▶ **EXERCISE**: Count the lines below that contain the word "this", and report only that number.

Extracted data entries:

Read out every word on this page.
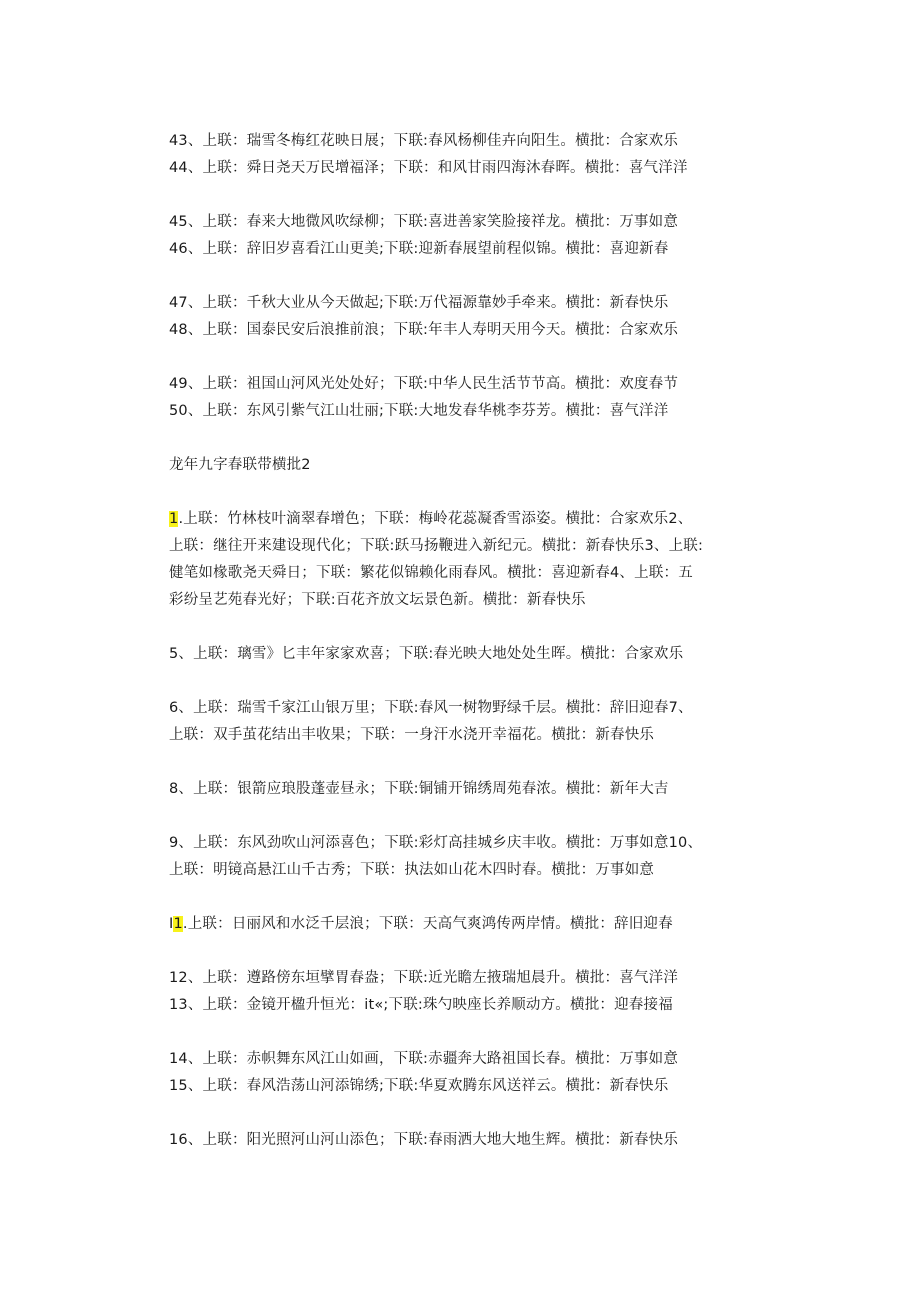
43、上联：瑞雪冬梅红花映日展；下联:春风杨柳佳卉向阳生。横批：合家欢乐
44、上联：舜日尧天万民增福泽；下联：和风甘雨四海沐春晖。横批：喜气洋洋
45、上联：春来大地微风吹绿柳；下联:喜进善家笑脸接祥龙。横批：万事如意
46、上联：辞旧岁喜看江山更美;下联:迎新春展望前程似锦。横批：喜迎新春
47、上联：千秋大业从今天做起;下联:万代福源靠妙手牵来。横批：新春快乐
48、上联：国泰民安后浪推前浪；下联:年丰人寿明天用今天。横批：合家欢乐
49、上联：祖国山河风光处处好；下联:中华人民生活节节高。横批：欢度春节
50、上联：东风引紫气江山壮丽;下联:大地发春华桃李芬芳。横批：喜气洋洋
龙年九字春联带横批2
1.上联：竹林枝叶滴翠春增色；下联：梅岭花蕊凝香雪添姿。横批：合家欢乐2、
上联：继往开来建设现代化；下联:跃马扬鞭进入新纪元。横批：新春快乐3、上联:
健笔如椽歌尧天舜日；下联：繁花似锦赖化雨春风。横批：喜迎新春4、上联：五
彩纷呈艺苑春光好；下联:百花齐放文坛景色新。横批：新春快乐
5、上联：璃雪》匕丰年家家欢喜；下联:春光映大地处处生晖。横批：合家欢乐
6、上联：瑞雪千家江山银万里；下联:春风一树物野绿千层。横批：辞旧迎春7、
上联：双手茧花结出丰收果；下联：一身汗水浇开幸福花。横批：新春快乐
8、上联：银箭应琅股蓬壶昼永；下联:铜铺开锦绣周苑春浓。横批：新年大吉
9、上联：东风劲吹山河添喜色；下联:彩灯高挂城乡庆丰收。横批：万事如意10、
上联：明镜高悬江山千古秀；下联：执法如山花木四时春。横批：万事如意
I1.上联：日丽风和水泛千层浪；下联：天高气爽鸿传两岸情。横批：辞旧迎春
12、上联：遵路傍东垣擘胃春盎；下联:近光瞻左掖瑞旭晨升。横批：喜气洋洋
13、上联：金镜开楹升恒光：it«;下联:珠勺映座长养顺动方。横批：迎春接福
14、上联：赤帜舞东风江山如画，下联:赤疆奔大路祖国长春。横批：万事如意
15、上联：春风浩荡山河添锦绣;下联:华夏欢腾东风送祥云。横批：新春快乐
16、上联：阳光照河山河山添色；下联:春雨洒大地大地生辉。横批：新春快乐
---
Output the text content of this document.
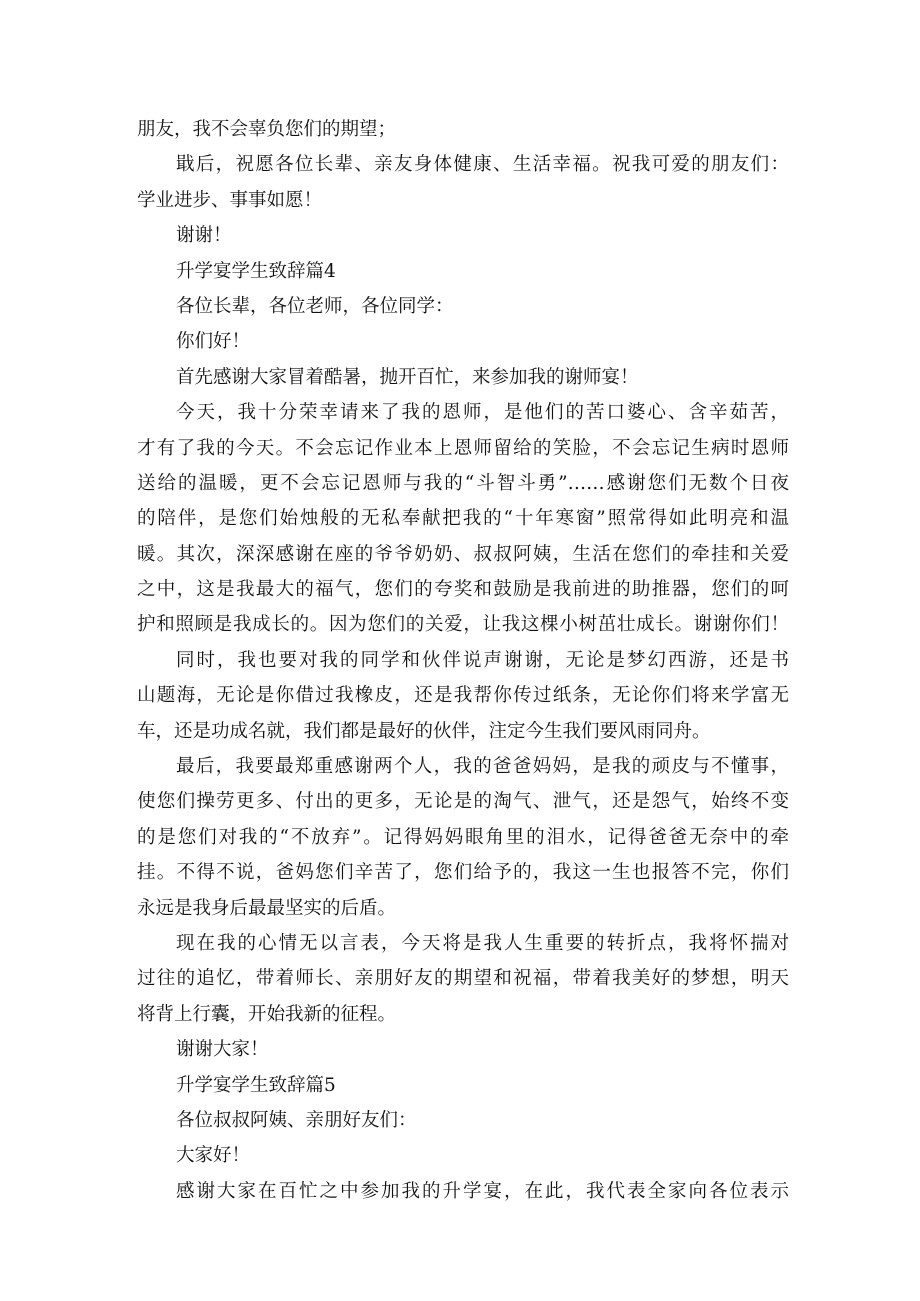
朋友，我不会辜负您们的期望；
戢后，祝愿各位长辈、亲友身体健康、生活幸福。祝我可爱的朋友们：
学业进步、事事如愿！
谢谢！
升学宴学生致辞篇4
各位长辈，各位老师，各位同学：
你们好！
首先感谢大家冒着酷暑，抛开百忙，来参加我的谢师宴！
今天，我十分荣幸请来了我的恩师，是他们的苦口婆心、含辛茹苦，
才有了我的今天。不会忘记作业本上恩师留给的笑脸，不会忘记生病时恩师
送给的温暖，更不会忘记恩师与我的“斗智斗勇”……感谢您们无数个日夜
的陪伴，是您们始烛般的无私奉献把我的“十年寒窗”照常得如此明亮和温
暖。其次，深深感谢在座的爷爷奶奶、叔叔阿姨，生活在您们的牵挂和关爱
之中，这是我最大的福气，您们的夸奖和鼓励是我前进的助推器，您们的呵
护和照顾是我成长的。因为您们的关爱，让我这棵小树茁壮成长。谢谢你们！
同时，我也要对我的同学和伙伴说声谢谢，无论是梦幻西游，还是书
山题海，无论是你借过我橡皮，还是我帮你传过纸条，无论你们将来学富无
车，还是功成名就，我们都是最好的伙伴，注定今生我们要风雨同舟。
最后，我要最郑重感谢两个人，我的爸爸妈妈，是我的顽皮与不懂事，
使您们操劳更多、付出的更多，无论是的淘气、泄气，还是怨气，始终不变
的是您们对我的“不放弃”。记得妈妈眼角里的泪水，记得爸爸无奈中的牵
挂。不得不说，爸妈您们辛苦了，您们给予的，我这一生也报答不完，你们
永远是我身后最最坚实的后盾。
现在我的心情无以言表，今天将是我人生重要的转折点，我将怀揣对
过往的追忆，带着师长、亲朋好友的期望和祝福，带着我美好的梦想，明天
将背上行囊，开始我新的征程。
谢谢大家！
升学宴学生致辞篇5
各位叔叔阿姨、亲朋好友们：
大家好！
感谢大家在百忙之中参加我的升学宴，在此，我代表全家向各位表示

▶ **TASK ANSWER**: 2